*** Information shown ***

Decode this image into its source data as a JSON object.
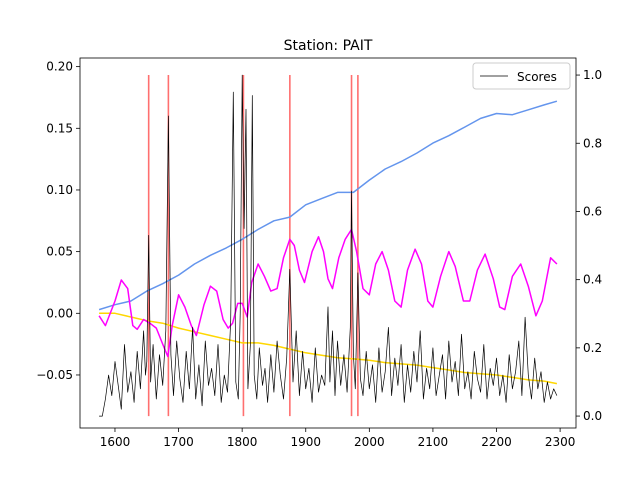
{
  "chart_data": {
    "type": "line",
    "title": "Station: PAIT",
    "xlabel": "",
    "ylabel": "",
    "xlim": [
      1545,
      2325
    ],
    "ylim_left": [
      -0.093,
      0.207
    ],
    "ylim_right": [
      -0.035,
      1.05
    ],
    "x_ticks": [
      1600,
      1700,
      1800,
      1900,
      2000,
      2100,
      2200,
      2300
    ],
    "y_ticks_left": [
      -0.05,
      0.0,
      0.05,
      0.1,
      0.15,
      0.2
    ],
    "y_ticks_right": [
      0.0,
      0.2,
      0.4,
      0.6,
      0.8,
      1.0
    ],
    "grid": false,
    "legend": {
      "placement": "top-right",
      "entries": [
        {
          "label": "Scores",
          "color": "#000000"
        }
      ]
    },
    "anomaly_lines": {
      "color": "#ff6f6f",
      "x": [
        1653,
        1684,
        1802,
        1875,
        1972,
        1982
      ],
      "y_range_right": [
        0.0,
        1.0
      ]
    },
    "series": [
      {
        "axis": "left",
        "color": "#6495ed",
        "points": [
          [
            1575,
            0.003
          ],
          [
            1600,
            0.007
          ],
          [
            1625,
            0.01
          ],
          [
            1650,
            0.018
          ],
          [
            1675,
            0.024
          ],
          [
            1700,
            0.031
          ],
          [
            1725,
            0.04
          ],
          [
            1750,
            0.047
          ],
          [
            1775,
            0.053
          ],
          [
            1800,
            0.06
          ],
          [
            1825,
            0.068
          ],
          [
            1850,
            0.075
          ],
          [
            1875,
            0.078
          ],
          [
            1900,
            0.088
          ],
          [
            1925,
            0.093
          ],
          [
            1950,
            0.098
          ],
          [
            1975,
            0.098
          ],
          [
            2000,
            0.108
          ],
          [
            2025,
            0.117
          ],
          [
            2050,
            0.123
          ],
          [
            2075,
            0.13
          ],
          [
            2100,
            0.138
          ],
          [
            2125,
            0.144
          ],
          [
            2150,
            0.151
          ],
          [
            2175,
            0.158
          ],
          [
            2200,
            0.162
          ],
          [
            2225,
            0.161
          ],
          [
            2250,
            0.165
          ],
          [
            2275,
            0.169
          ],
          [
            2295,
            0.172
          ]
        ]
      },
      {
        "axis": "left",
        "color": "#ffd700",
        "points": [
          [
            1575,
            0.0
          ],
          [
            1600,
            0.0
          ],
          [
            1625,
            -0.003
          ],
          [
            1650,
            -0.006
          ],
          [
            1675,
            -0.008
          ],
          [
            1700,
            -0.012
          ],
          [
            1725,
            -0.015
          ],
          [
            1750,
            -0.018
          ],
          [
            1775,
            -0.021
          ],
          [
            1800,
            -0.024
          ],
          [
            1825,
            -0.024
          ],
          [
            1850,
            -0.026
          ],
          [
            1875,
            -0.029
          ],
          [
            1900,
            -0.032
          ],
          [
            1925,
            -0.034
          ],
          [
            1950,
            -0.036
          ],
          [
            1975,
            -0.037
          ],
          [
            2000,
            -0.038
          ],
          [
            2025,
            -0.04
          ],
          [
            2050,
            -0.041
          ],
          [
            2075,
            -0.042
          ],
          [
            2100,
            -0.044
          ],
          [
            2125,
            -0.046
          ],
          [
            2150,
            -0.048
          ],
          [
            2175,
            -0.049
          ],
          [
            2200,
            -0.05
          ],
          [
            2225,
            -0.052
          ],
          [
            2250,
            -0.054
          ],
          [
            2275,
            -0.055
          ],
          [
            2295,
            -0.057
          ]
        ]
      },
      {
        "axis": "left",
        "color": "#ff00ff",
        "points": [
          [
            1575,
            -0.002
          ],
          [
            1585,
            -0.01
          ],
          [
            1600,
            0.01
          ],
          [
            1610,
            0.027
          ],
          [
            1620,
            0.02
          ],
          [
            1628,
            -0.01
          ],
          [
            1635,
            -0.013
          ],
          [
            1645,
            -0.005
          ],
          [
            1655,
            -0.008
          ],
          [
            1665,
            -0.012
          ],
          [
            1675,
            -0.025
          ],
          [
            1683,
            -0.035
          ],
          [
            1690,
            -0.01
          ],
          [
            1700,
            0.015
          ],
          [
            1710,
            0.005
          ],
          [
            1720,
            -0.01
          ],
          [
            1728,
            -0.018
          ],
          [
            1740,
            0.007
          ],
          [
            1750,
            0.022
          ],
          [
            1760,
            0.018
          ],
          [
            1770,
            -0.005
          ],
          [
            1778,
            -0.012
          ],
          [
            1785,
            -0.008
          ],
          [
            1793,
            0.008
          ],
          [
            1800,
            0.008
          ],
          [
            1808,
            -0.003
          ],
          [
            1815,
            0.025
          ],
          [
            1825,
            0.04
          ],
          [
            1835,
            0.03
          ],
          [
            1845,
            0.018
          ],
          [
            1855,
            0.02
          ],
          [
            1865,
            0.045
          ],
          [
            1875,
            0.06
          ],
          [
            1882,
            0.055
          ],
          [
            1890,
            0.035
          ],
          [
            1898,
            0.025
          ],
          [
            1910,
            0.05
          ],
          [
            1920,
            0.062
          ],
          [
            1928,
            0.05
          ],
          [
            1935,
            0.028
          ],
          [
            1942,
            0.02
          ],
          [
            1952,
            0.045
          ],
          [
            1962,
            0.06
          ],
          [
            1972,
            0.068
          ],
          [
            1980,
            0.05
          ],
          [
            1990,
            0.02
          ],
          [
            2000,
            0.015
          ],
          [
            2010,
            0.04
          ],
          [
            2020,
            0.05
          ],
          [
            2030,
            0.035
          ],
          [
            2040,
            0.01
          ],
          [
            2050,
            0.005
          ],
          [
            2060,
            0.035
          ],
          [
            2072,
            0.052
          ],
          [
            2082,
            0.04
          ],
          [
            2092,
            0.01
          ],
          [
            2100,
            0.005
          ],
          [
            2112,
            0.03
          ],
          [
            2125,
            0.05
          ],
          [
            2135,
            0.038
          ],
          [
            2148,
            0.01
          ],
          [
            2158,
            0.01
          ],
          [
            2170,
            0.035
          ],
          [
            2182,
            0.048
          ],
          [
            2195,
            0.028
          ],
          [
            2205,
            0.005
          ],
          [
            2213,
            0.003
          ],
          [
            2225,
            0.03
          ],
          [
            2238,
            0.04
          ],
          [
            2250,
            0.022
          ],
          [
            2262,
            -0.002
          ],
          [
            2272,
            0.01
          ],
          [
            2285,
            0.045
          ],
          [
            2295,
            0.04
          ]
        ]
      },
      {
        "name": "Scores",
        "axis": "right",
        "color": "#000000",
        "points": [
          [
            1575,
            0.0
          ],
          [
            1580,
            0.0
          ],
          [
            1585,
            0.05
          ],
          [
            1590,
            0.12
          ],
          [
            1595,
            0.06
          ],
          [
            1600,
            0.16
          ],
          [
            1605,
            0.09
          ],
          [
            1610,
            0.02
          ],
          [
            1615,
            0.21
          ],
          [
            1620,
            0.07
          ],
          [
            1625,
            0.13
          ],
          [
            1630,
            0.04
          ],
          [
            1635,
            0.19
          ],
          [
            1640,
            0.08
          ],
          [
            1645,
            0.25
          ],
          [
            1648,
            0.12
          ],
          [
            1650,
            0.16
          ],
          [
            1653,
            0.53
          ],
          [
            1656,
            0.1
          ],
          [
            1660,
            0.21
          ],
          [
            1665,
            0.05
          ],
          [
            1670,
            0.18
          ],
          [
            1675,
            0.09
          ],
          [
            1680,
            0.25
          ],
          [
            1684,
            0.88
          ],
          [
            1688,
            0.18
          ],
          [
            1692,
            0.06
          ],
          [
            1697,
            0.22
          ],
          [
            1702,
            0.11
          ],
          [
            1707,
            0.04
          ],
          [
            1712,
            0.19
          ],
          [
            1717,
            0.08
          ],
          [
            1722,
            0.26
          ],
          [
            1727,
            0.05
          ],
          [
            1732,
            0.15
          ],
          [
            1737,
            0.03
          ],
          [
            1742,
            0.22
          ],
          [
            1747,
            0.09
          ],
          [
            1752,
            0.14
          ],
          [
            1757,
            0.06
          ],
          [
            1762,
            0.21
          ],
          [
            1767,
            0.04
          ],
          [
            1772,
            0.12
          ],
          [
            1777,
            0.07
          ],
          [
            1782,
            0.28
          ],
          [
            1786,
            0.95
          ],
          [
            1790,
            0.1
          ],
          [
            1794,
            0.05
          ],
          [
            1797,
            0.3
          ],
          [
            1800,
            1.0
          ],
          [
            1803,
            0.55
          ],
          [
            1806,
            0.9
          ],
          [
            1809,
            0.08
          ],
          [
            1813,
            0.21
          ],
          [
            1816,
            0.94
          ],
          [
            1819,
            0.12
          ],
          [
            1823,
            0.05
          ],
          [
            1827,
            0.2
          ],
          [
            1832,
            0.09
          ],
          [
            1836,
            0.14
          ],
          [
            1840,
            0.04
          ],
          [
            1845,
            0.18
          ],
          [
            1850,
            0.07
          ],
          [
            1855,
            0.22
          ],
          [
            1860,
            0.12
          ],
          [
            1865,
            0.05
          ],
          [
            1870,
            0.17
          ],
          [
            1875,
            0.43
          ],
          [
            1880,
            0.1
          ],
          [
            1885,
            0.25
          ],
          [
            1890,
            0.06
          ],
          [
            1895,
            0.19
          ],
          [
            1900,
            0.08
          ],
          [
            1905,
            0.14
          ],
          [
            1910,
            0.04
          ],
          [
            1915,
            0.2
          ],
          [
            1920,
            0.07
          ],
          [
            1925,
            0.12
          ],
          [
            1930,
            0.09
          ],
          [
            1935,
            0.32
          ],
          [
            1938,
            0.1
          ],
          [
            1942,
            0.25
          ],
          [
            1946,
            0.06
          ],
          [
            1950,
            0.22
          ],
          [
            1955,
            0.09
          ],
          [
            1960,
            0.18
          ],
          [
            1965,
            0.07
          ],
          [
            1970,
            0.26
          ],
          [
            1972,
            0.66
          ],
          [
            1975,
            0.18
          ],
          [
            1978,
            0.08
          ],
          [
            1982,
            0.42
          ],
          [
            1986,
            0.11
          ],
          [
            1990,
            0.06
          ],
          [
            1995,
            0.19
          ],
          [
            2000,
            0.08
          ],
          [
            2005,
            0.15
          ],
          [
            2010,
            0.04
          ],
          [
            2015,
            0.2
          ],
          [
            2020,
            0.07
          ],
          [
            2025,
            0.13
          ],
          [
            2030,
            0.26
          ],
          [
            2035,
            0.06
          ],
          [
            2040,
            0.17
          ],
          [
            2045,
            0.09
          ],
          [
            2050,
            0.21
          ],
          [
            2055,
            0.04
          ],
          [
            2060,
            0.15
          ],
          [
            2065,
            0.07
          ],
          [
            2070,
            0.19
          ],
          [
            2075,
            0.1
          ],
          [
            2080,
            0.25
          ],
          [
            2085,
            0.05
          ],
          [
            2090,
            0.14
          ],
          [
            2095,
            0.08
          ],
          [
            2100,
            0.2
          ],
          [
            2105,
            0.06
          ],
          [
            2110,
            0.12
          ],
          [
            2115,
            0.18
          ],
          [
            2120,
            0.05
          ],
          [
            2125,
            0.22
          ],
          [
            2130,
            0.1
          ],
          [
            2135,
            0.16
          ],
          [
            2140,
            0.06
          ],
          [
            2145,
            0.24
          ],
          [
            2150,
            0.08
          ],
          [
            2155,
            0.13
          ],
          [
            2160,
            0.05
          ],
          [
            2165,
            0.19
          ],
          [
            2170,
            0.11
          ],
          [
            2175,
            0.07
          ],
          [
            2180,
            0.21
          ],
          [
            2185,
            0.05
          ],
          [
            2190,
            0.14
          ],
          [
            2195,
            0.09
          ],
          [
            2200,
            0.17
          ],
          [
            2205,
            0.06
          ],
          [
            2210,
            0.12
          ],
          [
            2215,
            0.04
          ],
          [
            2220,
            0.18
          ],
          [
            2225,
            0.08
          ],
          [
            2230,
            0.13
          ],
          [
            2235,
            0.22
          ],
          [
            2240,
            0.06
          ],
          [
            2245,
            0.29
          ],
          [
            2250,
            0.12
          ],
          [
            2255,
            0.05
          ],
          [
            2260,
            0.17
          ],
          [
            2265,
            0.08
          ],
          [
            2270,
            0.13
          ],
          [
            2275,
            0.04
          ],
          [
            2280,
            0.1
          ],
          [
            2285,
            0.05
          ],
          [
            2290,
            0.08
          ],
          [
            2295,
            0.06
          ]
        ]
      }
    ]
  }
}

***

◆ What is being asked
Out of the material above, gather each line where "color" appears.

◆ Solution to this task
          "color": "#000000"
      "color": "#ff6f6f",
        "color": "#6495ed",
        "color": "#ffd700",
        "color": "#ff00ff",
        "color": "#000000",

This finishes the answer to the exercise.